■ TASK STATEMENT
Gather each line in the entries that includes the string "name".
-*-
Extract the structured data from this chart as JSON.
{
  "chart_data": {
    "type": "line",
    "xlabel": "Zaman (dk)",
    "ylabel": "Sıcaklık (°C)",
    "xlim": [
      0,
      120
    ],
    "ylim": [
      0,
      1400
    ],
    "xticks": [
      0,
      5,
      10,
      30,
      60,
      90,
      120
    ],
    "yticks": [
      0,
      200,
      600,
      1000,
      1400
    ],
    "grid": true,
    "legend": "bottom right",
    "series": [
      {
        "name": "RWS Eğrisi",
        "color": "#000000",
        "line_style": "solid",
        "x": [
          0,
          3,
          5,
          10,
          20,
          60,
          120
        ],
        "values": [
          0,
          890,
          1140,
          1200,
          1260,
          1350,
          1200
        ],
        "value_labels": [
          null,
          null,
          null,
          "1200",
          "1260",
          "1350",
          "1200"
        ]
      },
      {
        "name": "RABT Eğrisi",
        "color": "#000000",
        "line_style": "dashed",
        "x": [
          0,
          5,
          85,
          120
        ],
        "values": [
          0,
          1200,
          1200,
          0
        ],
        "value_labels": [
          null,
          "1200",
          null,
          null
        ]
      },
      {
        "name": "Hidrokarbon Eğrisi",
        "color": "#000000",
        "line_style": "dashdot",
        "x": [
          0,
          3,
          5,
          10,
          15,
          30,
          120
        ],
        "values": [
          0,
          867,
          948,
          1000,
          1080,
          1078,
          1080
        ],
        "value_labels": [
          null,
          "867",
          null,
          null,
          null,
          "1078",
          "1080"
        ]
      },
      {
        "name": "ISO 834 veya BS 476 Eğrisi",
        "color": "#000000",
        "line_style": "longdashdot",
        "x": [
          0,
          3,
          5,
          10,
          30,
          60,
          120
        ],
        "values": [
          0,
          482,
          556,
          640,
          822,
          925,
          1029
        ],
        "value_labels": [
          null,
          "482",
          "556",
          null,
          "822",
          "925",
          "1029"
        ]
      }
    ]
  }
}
-*-
■ ANSWER IN FULL
        "name": "RWS Eğrisi",
        "name": "RABT Eğrisi",
        "name": "Hidrokarbon Eğrisi",
        "name": "ISO 834 veya BS 476 Eğrisi",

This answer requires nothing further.